Task instructions: Reproduce every one of the lines below with no changes.

***** Records for this exercise *****

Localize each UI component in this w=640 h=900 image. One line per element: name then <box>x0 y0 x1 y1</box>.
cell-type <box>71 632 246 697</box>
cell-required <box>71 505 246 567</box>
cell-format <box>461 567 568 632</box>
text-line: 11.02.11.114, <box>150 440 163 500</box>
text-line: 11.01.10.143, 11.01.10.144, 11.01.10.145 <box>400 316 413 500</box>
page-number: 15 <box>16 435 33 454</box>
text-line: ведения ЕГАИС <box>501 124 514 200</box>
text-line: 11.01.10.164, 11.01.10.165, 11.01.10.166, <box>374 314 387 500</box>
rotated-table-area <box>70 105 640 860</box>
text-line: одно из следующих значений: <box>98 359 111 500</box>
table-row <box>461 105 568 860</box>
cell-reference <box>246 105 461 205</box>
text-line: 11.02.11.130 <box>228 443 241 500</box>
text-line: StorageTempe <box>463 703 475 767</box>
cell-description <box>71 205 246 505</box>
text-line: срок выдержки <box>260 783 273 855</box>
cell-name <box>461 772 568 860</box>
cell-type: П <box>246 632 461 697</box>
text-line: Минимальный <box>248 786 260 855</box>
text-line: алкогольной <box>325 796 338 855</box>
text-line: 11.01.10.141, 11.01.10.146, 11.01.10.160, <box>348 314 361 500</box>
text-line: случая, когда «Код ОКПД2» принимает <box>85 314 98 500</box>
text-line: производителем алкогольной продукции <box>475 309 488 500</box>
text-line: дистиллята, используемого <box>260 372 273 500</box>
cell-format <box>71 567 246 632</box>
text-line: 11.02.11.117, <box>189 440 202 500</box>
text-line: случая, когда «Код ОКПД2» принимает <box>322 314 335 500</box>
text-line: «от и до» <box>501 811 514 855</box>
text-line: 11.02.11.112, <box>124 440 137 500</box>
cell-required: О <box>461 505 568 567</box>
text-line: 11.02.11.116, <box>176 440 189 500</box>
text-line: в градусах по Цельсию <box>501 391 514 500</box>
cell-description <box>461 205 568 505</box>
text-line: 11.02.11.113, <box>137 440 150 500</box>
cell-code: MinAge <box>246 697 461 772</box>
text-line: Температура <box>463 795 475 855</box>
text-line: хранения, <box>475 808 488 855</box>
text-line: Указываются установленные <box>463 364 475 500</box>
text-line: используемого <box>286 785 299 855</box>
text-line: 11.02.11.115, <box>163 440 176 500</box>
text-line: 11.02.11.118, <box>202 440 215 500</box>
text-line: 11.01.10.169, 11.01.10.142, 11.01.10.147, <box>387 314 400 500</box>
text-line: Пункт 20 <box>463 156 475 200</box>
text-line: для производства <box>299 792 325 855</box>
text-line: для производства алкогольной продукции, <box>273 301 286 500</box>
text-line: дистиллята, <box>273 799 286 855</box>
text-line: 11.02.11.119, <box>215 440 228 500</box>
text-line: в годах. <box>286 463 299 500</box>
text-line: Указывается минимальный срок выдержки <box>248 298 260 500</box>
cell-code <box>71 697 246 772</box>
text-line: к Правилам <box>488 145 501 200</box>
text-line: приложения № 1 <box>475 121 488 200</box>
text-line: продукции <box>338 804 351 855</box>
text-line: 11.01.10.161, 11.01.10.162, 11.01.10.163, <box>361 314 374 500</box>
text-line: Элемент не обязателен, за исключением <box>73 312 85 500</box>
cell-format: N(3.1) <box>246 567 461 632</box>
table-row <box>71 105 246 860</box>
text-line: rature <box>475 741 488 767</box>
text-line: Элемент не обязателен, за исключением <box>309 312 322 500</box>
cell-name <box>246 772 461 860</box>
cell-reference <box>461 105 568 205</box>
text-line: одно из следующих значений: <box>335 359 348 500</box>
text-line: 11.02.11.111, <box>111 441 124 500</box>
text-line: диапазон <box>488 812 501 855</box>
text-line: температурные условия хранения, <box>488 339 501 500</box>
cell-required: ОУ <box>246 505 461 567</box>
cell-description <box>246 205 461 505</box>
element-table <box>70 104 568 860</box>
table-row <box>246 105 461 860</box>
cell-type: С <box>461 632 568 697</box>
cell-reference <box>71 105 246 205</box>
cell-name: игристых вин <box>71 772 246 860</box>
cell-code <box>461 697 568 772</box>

*****

Finished exercise:
Localize each UI component in this w=640 h=900 image. One line per element: name then <box>x0 y0 x1 y1</box>.
cell-type <box>71 632 246 697</box>
cell-required <box>71 505 246 567</box>
cell-format <box>461 567 568 632</box>
text-line: 11.02.11.114, <box>150 440 163 500</box>
text-line: 11.01.10.143, 11.01.10.144, 11.01.10.145 <box>400 316 413 500</box>
page-number: 15 <box>16 435 33 454</box>
text-line: ведения ЕГАИС <box>501 124 514 200</box>
text-line: 11.01.10.164, 11.01.10.165, 11.01.10.166, <box>374 314 387 500</box>
rotated-table-area <box>70 105 640 860</box>
text-line: одно из следующих значений: <box>98 359 111 500</box>
table-row <box>461 105 568 860</box>
cell-reference <box>246 105 461 205</box>
text-line: 11.02.11.130 <box>228 443 241 500</box>
text-line: StorageTempe <box>463 703 475 767</box>
cell-description <box>71 205 246 505</box>
text-line: срок выдержки <box>260 783 273 855</box>
cell-name <box>461 772 568 860</box>
cell-type: П <box>246 632 461 697</box>
text-line: Минимальный <box>248 786 260 855</box>
text-line: алкогольной <box>325 796 338 855</box>
text-line: 11.01.10.141, 11.01.10.146, 11.01.10.160, <box>348 314 361 500</box>
text-line: случая, когда «Код ОКПД2» принимает <box>85 314 98 500</box>
text-line: производителем алкогольной продукции <box>475 309 488 500</box>
text-line: дистиллята, используемого <box>260 372 273 500</box>
cell-format <box>71 567 246 632</box>
text-line: 11.02.11.117, <box>189 440 202 500</box>
text-line: случая, когда «Код ОКПД2» принимает <box>322 314 335 500</box>
text-line: «от и до» <box>501 811 514 855</box>
text-line: 11.02.11.112, <box>124 440 137 500</box>
cell-required: О <box>461 505 568 567</box>
text-line: 11.02.11.116, <box>176 440 189 500</box>
text-line: в градусах по Цельсию <box>501 391 514 500</box>
cell-description <box>461 205 568 505</box>
text-line: 11.02.11.113, <box>137 440 150 500</box>
cell-code: MinAge <box>246 697 461 772</box>
text-line: Температура <box>463 795 475 855</box>
text-line: хранения, <box>475 808 488 855</box>
text-line: Указываются установленные <box>463 364 475 500</box>
text-line: используемого <box>286 785 299 855</box>
text-line: 11.02.11.115, <box>163 440 176 500</box>
text-line: 11.02.11.118, <box>202 440 215 500</box>
text-line: 11.01.10.169, 11.01.10.142, 11.01.10.147, <box>387 314 400 500</box>
text-line: Пункт 20 <box>463 156 475 200</box>
text-line: для производства <box>299 792 325 855</box>
text-line: для производства алкогольной продукции, <box>273 301 286 500</box>
text-line: дистиллята, <box>273 799 286 855</box>
text-line: 11.02.11.119, <box>215 440 228 500</box>
text-line: в годах. <box>286 463 299 500</box>
text-line: Указывается минимальный срок выдержки <box>248 298 260 500</box>
cell-code <box>71 697 246 772</box>
text-line: к Правилам <box>488 145 501 200</box>
text-line: приложения № 1 <box>475 121 488 200</box>
text-line: продукции <box>338 804 351 855</box>
text-line: 11.01.10.161, 11.01.10.162, 11.01.10.163, <box>361 314 374 500</box>
text-line: Элемент не обязателен, за исключением <box>73 312 85 500</box>
cell-format: N(3.1) <box>246 567 461 632</box>
table-row <box>71 105 246 860</box>
text-line: rature <box>475 741 488 767</box>
text-line: Элемент не обязателен, за исключением <box>309 312 322 500</box>
cell-name <box>246 772 461 860</box>
cell-reference <box>461 105 568 205</box>
text-line: одно из следующих значений: <box>335 359 348 500</box>
text-line: 11.02.11.111, <box>111 441 124 500</box>
text-line: диапазон <box>488 812 501 855</box>
text-line: температурные условия хранения, <box>488 339 501 500</box>
cell-required: ОУ <box>246 505 461 567</box>
cell-description <box>246 205 461 505</box>
element-table <box>70 104 568 860</box>
table-row <box>246 105 461 860</box>
cell-type: С <box>461 632 568 697</box>
cell-reference <box>71 105 246 205</box>
cell-name: игристых вин <box>71 772 246 860</box>
cell-code <box>461 697 568 772</box>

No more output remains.